§ Reading text
# Gratitude



## Teeinparis (Sep 15, 2013)

Throughout this whole IVF journey I think I have forgotten what in my life is great and the blessings I do have.  I thought maybe in the spirit of increasing 'vibrations' and positivity I would start a thread for us to share what we are grateful for on this hard journey.


----------



## Teeinparis (Sep 15, 2013)

I am grateful for my lovely husband!


----------



## swanlake (Nov 7, 2012)

Lovely idea teeinparis- we often forget!

I am grateful for my amazing husband and my two crazy but adorable doggies! Xx


----------



## Teeinparis (Sep 15, 2013)

I am grateful to have experienced all the places I have travelled to


----------



## TreeHugger (Dec 4, 2012)

I am grateful for the continued love from my DH, and the support from some surprising people along the way xx


----------



## Lilly83 (Jan 19, 2012)

Lovely idea 

I'm grateful for my 5 cats that keep me sane and help with the 'empty arms' I rescued a new one after every failed cycle/loss.

I'm also grateful for all those who say I have helped them through their own ttc journey 

L xx


----------



## nevertoolate (Jul 15, 2015)

Spatial annotation entries:
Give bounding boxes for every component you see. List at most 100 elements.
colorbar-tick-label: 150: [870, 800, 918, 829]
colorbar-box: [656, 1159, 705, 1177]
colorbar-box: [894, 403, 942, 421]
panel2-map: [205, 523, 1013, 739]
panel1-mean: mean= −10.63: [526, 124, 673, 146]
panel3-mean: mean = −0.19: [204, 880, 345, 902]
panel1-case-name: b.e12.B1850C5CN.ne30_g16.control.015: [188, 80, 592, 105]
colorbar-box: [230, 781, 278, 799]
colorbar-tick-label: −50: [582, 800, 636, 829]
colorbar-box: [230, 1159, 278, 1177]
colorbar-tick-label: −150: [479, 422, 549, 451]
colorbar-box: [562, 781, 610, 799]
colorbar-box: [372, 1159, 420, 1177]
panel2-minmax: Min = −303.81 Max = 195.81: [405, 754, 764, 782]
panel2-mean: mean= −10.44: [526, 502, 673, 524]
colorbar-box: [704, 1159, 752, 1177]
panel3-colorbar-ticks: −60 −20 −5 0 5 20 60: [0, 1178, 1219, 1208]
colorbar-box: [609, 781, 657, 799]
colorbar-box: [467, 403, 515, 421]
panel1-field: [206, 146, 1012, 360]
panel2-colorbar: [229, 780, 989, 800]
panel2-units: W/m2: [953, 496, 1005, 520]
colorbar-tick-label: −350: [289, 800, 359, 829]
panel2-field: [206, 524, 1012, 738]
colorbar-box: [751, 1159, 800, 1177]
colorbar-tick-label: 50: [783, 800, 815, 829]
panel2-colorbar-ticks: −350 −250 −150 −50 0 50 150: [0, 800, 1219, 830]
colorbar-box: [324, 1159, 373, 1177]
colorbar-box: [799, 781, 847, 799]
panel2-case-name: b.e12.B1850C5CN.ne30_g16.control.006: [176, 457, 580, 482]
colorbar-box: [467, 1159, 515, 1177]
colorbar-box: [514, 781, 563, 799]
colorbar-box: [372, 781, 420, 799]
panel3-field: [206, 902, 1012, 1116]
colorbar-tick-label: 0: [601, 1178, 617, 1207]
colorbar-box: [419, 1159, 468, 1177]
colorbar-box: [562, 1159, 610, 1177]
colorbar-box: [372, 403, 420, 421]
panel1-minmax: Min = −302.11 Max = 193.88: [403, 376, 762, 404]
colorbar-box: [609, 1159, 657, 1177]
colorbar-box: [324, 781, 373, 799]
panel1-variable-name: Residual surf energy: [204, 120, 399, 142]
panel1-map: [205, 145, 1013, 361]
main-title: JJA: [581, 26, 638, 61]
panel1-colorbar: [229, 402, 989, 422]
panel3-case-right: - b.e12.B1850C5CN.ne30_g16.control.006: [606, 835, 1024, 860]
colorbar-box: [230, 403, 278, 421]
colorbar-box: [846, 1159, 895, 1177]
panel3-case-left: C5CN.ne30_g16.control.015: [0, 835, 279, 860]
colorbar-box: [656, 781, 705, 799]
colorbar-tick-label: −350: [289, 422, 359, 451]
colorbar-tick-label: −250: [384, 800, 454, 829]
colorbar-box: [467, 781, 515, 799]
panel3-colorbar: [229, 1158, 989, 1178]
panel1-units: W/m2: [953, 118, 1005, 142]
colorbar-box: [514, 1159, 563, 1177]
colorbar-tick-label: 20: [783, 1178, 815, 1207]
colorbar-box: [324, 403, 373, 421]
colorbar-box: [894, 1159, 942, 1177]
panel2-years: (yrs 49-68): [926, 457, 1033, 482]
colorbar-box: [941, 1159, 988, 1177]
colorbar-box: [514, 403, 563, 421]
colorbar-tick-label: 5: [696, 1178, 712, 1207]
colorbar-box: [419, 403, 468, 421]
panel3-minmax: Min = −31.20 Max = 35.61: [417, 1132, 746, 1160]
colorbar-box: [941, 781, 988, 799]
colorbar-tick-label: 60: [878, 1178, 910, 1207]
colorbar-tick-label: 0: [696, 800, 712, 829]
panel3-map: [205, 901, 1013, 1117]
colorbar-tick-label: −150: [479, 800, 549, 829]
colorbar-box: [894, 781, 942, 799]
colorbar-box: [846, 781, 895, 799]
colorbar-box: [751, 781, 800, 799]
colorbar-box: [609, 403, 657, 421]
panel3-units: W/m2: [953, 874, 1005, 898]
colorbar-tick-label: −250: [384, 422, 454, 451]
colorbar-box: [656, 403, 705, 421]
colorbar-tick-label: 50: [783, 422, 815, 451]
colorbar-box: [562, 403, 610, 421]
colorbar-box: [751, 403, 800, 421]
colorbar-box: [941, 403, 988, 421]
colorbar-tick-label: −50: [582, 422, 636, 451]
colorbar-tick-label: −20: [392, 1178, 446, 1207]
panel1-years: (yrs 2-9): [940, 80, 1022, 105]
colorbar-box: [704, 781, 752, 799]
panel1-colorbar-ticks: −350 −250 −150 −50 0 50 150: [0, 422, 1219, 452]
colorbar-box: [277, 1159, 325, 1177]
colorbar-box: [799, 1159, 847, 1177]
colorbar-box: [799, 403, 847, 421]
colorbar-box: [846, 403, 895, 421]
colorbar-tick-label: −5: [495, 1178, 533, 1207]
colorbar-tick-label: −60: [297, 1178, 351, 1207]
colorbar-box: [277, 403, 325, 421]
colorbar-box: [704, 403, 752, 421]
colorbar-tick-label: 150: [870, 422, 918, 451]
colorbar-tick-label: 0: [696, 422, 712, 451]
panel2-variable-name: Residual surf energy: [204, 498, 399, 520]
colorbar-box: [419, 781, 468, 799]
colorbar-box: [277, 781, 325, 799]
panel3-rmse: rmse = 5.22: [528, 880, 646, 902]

§ Jobs
1 – From the gratitude thread, return the passage that starts at the words "Throughout this whole" and ends after "my lovely husband!".
2 – In the gratitude thread, what did Lilly83 do after every failed cycle or loss?
3 – Continue the gratitude thread from the point where it stops.

§ Task-by-task results
1 –
Throughout this whole IVF journey I think I have forgotten what in my life is great and the blessings I do have.  I thought maybe in the spirit of increasing 'vibrations' and positivity I would start a thread for us to share what we are grateful for on this hard journey.


----------



## Teeinparis (Sep 15, 2013)

I am grateful for my lovely husband!

2 – Lilly83 rescued a new cat.

3 –
Hi
Lovely idea, I am grateful for the amazing friends I have made on this forum whilst on this journey. Some of the most special friendships I have ever had which is a blessing.


----------



## Teeinparis (Sep 15, 2013)

Brilliant Ladies   

I am grateful for IVF making it even possible for some of us to try and become mothers


----------



## RB76 (Jul 27, 2011)

I am very grateful for neonatal science and the NHS x


----------



## swanlake (Nov 7, 2012)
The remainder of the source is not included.